→ WHAT YOU NEED TO DO: From the text about the Mozambique wind and battery storage feasibility study, list every component the study will include.

* Begin TEXT PASSAGE *

Also just before the end of April, consulting firm POWER Engineers, Incorporated, said it had been chosen to work alongside financial advisory firm Delphos International on a feasibility study for a USTDA-supported 30MW wind power and battery storage project in Mozambique.

The battery storage element of the project, it is hoped, will demonstrate the viability of the technology for helping balance the local grid and its suitability for use in other projects in the region. The study will look at the technical, financial and commercial practicality of the project; this will include a wind resource assessment, review of energy storage technology and commercial viability, as well as an electrical interconnection study.

POWER Engineers said it will also provide conceptual design, cost estimates and other pre-development work as well as owner’s engineer support for project agreements.

The USTDA is the government agency that seeks to connect private industries from the US to infrastructure projects in developing and middle-income economy regions of the world. Through programmes such as its Power Africa initiative, it has given assistance to feasibility studies and development activities to projects including microgrids and utility-scale battery storage in the continent, including a 2018 feasibility study for a solar-plus-storage project at Nacala International Airport in Mozambique and a zinc-bromine flow battery pilot project with technology provider Primus Power in South Africa, while it has also taken US-made energy storage technologies and technical services firms into India and Brazil.

* End TEXT PASSAGE *
* Begin INFORMATION PROVIDED *

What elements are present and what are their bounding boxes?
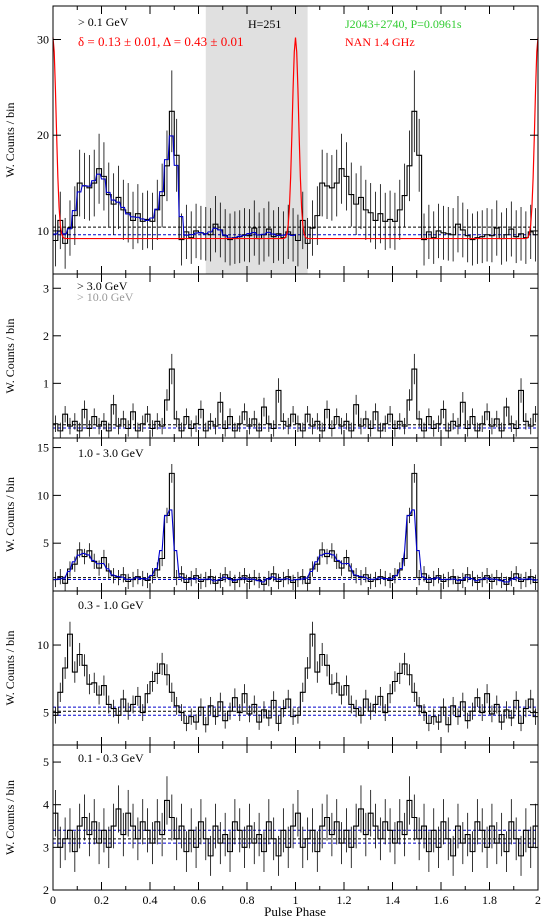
panel-label-band: > 3.0 GeV xyxy=(77,279,128,293)
y-tick-label: 1 xyxy=(43,376,49,390)
y-tick-label: 3 xyxy=(43,281,49,295)
y-axis-label: W. Counts / bin xyxy=(3,103,17,178)
error-bars xyxy=(55,463,536,591)
y-tick-label: 10 xyxy=(37,638,49,652)
y-tick-label: 20 xyxy=(37,128,49,142)
y-axis-label: W. Counts / bin xyxy=(3,631,17,706)
panel-label-source: J2043+2740, P=0.0961s xyxy=(345,17,462,31)
x-tick-label: 1.2 xyxy=(337,893,352,907)
x-tick-label: 1.6 xyxy=(434,893,449,907)
y-tick-label: 5 xyxy=(43,536,49,550)
panel-label-band: 0.1 - 0.3 GeV xyxy=(78,751,144,765)
y-tick-label: 10 xyxy=(37,488,49,502)
panel-label-params: δ = 0.13 ± 0.01, Δ = 0.43 ± 0.01 xyxy=(78,34,243,49)
panel-label-band2: > 10.0 GeV xyxy=(77,290,134,304)
x-tick-label: 2 xyxy=(535,893,541,907)
x-tick-label: 1.4 xyxy=(385,893,400,907)
y-tick-label: 5 xyxy=(43,755,49,769)
panel-5: 2 3 4 5 W. Counts / bin 0.1 - 0.3 GeV xyxy=(3,744,539,897)
x-tick-label: 0.6 xyxy=(191,893,206,907)
fit-curve xyxy=(53,509,539,583)
panel-2: 1 2 3 W. Counts / bin > 3.0 GeV> 10.0 GeV xyxy=(3,273,539,439)
y-tick-label: 2 xyxy=(43,883,49,897)
panel-label-band: 1.0 - 3.0 GeV xyxy=(78,446,144,460)
fit-curve xyxy=(53,135,296,239)
panel-4: 5 10 W. Counts / bin 0.3 - 1.0 GeV xyxy=(3,590,539,746)
x-tick-label: 0 xyxy=(50,893,56,907)
panel-label-band: 0.3 - 1.0 GeV xyxy=(78,598,144,612)
panel-1: 10 20 30 W. Counts / bin > 0.1 GeV δ = 0.13 ±… xyxy=(3,5,539,275)
y-tick-label: 3 xyxy=(43,840,49,854)
y-axis-label: W. Counts / bin xyxy=(3,780,17,855)
panel-frame xyxy=(52,437,539,592)
count-histogram xyxy=(53,110,538,244)
x-tick-label: 1.8 xyxy=(482,893,497,907)
count-histogram xyxy=(53,633,538,726)
x-tick-label: 1 xyxy=(293,893,299,907)
y-tick-label: 30 xyxy=(37,33,49,47)
panel-frame xyxy=(52,590,539,746)
count-histogram xyxy=(53,472,538,585)
radio-profile xyxy=(52,37,539,240)
panel-3: 5 10 15 W. Counts / bin 1.0 - 3.0 GeV xyxy=(3,437,539,592)
y-tick-label: 4 xyxy=(43,798,49,812)
x-tick-label: 0.2 xyxy=(94,893,109,907)
y-tick-label: 5 xyxy=(43,706,49,720)
y-tick-label: 10 xyxy=(37,224,49,238)
x-tick-label: 0.8 xyxy=(240,893,255,907)
count-histogram xyxy=(53,799,538,857)
x-axis-label: Pulse Phase xyxy=(264,904,326,919)
y-tick-label: 2 xyxy=(43,329,49,343)
error-bars xyxy=(55,353,536,438)
y-axis-label: W. Counts / bin xyxy=(3,477,17,552)
y-axis-label: W. Counts / bin xyxy=(3,319,17,394)
panel-label-htest: H=251 xyxy=(248,17,281,31)
panel-label-band: > 0.1 GeV xyxy=(78,15,129,29)
x-tick-label: 0.4 xyxy=(143,893,158,907)
count-histogram xyxy=(53,368,538,432)
panel-label-radio: NAN 1.4 GHz xyxy=(345,35,415,49)
y-tick-label: 15 xyxy=(37,441,49,455)
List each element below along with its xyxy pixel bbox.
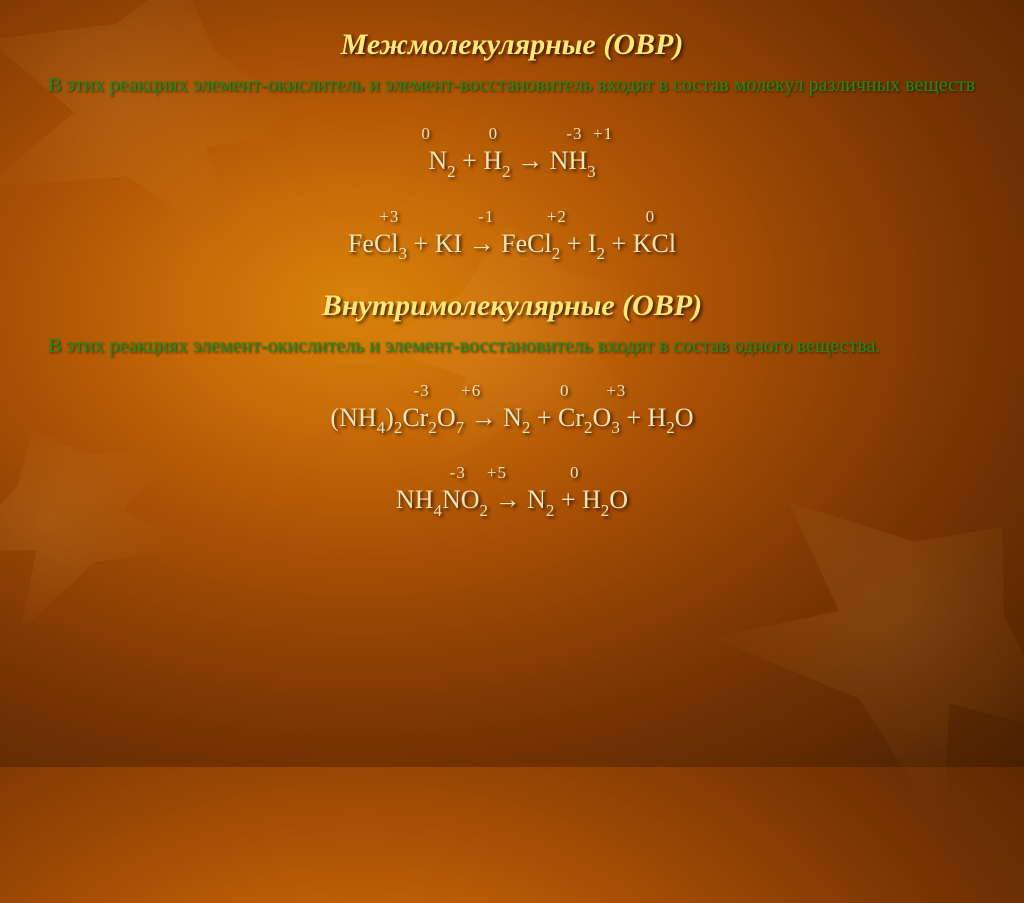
equation-2: +3 -1 +2 0 FeCl3 + KI → FeCl2 + I2 + KCl — [48, 207, 976, 263]
oxidation-states-1: 0 0 -3 +1 — [48, 124, 976, 144]
equation-1-formula: N2 + H2 → NH3 — [48, 146, 976, 180]
oxidation-states-3: -3 +6 0 +3 — [48, 381, 976, 401]
section2-title: Внутримолекулярные (ОВР) — [48, 289, 976, 323]
slide-content: Межмолекулярные (ОВР) В этих реакциях эл… — [0, 0, 1024, 767]
equation-2-formula: FeCl3 + KI → FeCl2 + I2 + KCl — [48, 229, 976, 263]
oxidation-states-2: +3 -1 +2 0 — [48, 207, 976, 227]
equation-3-formula: (NH4)2Cr2O7 → N2 + Cr2O3 + H2O — [48, 403, 976, 437]
section2-description: В этих реакциях элемент-окислитель и эле… — [48, 333, 976, 359]
section1-description: В этих реакциях элемент-окислитель и эле… — [48, 72, 976, 98]
oxidation-states-4: -3 +5 0 — [48, 463, 976, 483]
equation-1: 0 0 -3 +1 N2 + H2 → NH3 — [48, 124, 976, 180]
equation-3: -3 +6 0 +3 (NH4)2Cr2O7 → N2 + Cr2O3 + H2… — [48, 381, 976, 437]
equation-4: -3 +5 0 NH4NO2 → N2 + H2O — [48, 463, 976, 519]
section1-title: Межмолекулярные (ОВР) — [48, 28, 976, 62]
equation-4-formula: NH4NO2 → N2 + H2O — [48, 485, 976, 519]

* End INFORMATION PROVIDED *

→ COMPLETE RESPONSE:
- A wind resource assessment
- A review of energy storage technology and commercial viability
- An electrical interconnection study